* _EXERCISE AIM_
Will you give every entry again exactly as it stands?

===== EXERCISE DATA =====

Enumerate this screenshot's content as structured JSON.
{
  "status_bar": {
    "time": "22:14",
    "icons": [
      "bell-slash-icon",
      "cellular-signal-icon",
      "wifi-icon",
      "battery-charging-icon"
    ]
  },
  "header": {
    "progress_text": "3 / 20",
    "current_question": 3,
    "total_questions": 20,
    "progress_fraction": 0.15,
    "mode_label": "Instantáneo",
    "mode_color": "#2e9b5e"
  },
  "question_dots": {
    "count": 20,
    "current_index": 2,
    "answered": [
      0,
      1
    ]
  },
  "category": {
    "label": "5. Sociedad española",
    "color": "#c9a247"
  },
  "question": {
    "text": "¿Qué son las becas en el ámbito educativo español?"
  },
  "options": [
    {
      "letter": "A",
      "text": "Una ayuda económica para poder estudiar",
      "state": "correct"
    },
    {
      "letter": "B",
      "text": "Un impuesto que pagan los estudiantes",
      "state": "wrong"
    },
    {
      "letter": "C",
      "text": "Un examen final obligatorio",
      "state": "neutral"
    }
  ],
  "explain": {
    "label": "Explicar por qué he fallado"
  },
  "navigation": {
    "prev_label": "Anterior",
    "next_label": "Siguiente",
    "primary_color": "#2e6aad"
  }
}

=====

* _PROBLEM SOLUTION_
Enumerate this screenshot's content as structured JSON.
{
  "status_bar": {
    "time": "22:14",
    "icons": [
      "bell-slash-icon",
      "cellular-signal-icon",
      "wifi-icon",
      "battery-charging-icon"
    ]
  },
  "header": {
    "progress_text": "3 / 20",
    "current_question": 3,
    "total_questions": 20,
    "progress_fraction": 0.15,
    "mode_label": "Instantáneo",
    "mode_color": "#2e9b5e"
  },
  "question_dots": {
    "count": 20,
    "current_index": 2,
    "answered": [
      0,
      1
    ]
  },
  "category": {
    "label": "5. Sociedad española",
    "color": "#c9a247"
  },
  "question": {
    "text": "¿Qué son las becas en el ámbito educativo español?"
  },
  "options": [
    {
      "letter": "A",
      "text": "Una ayuda económica para poder estudiar",
      "state": "correct"
    },
    {
      "letter": "B",
      "text": "Un impuesto que pagan los estudiantes",
      "state": "wrong"
    },
    {
      "letter": "C",
      "text": "Un examen final obligatorio",
      "state": "neutral"
    }
  ],
  "explain": {
    "label": "Explicar por qué he fallado"
  },
  "navigation": {
    "prev_label": "Anterior",
    "next_label": "Siguiente",
    "primary_color": "#2e6aad"
  }
}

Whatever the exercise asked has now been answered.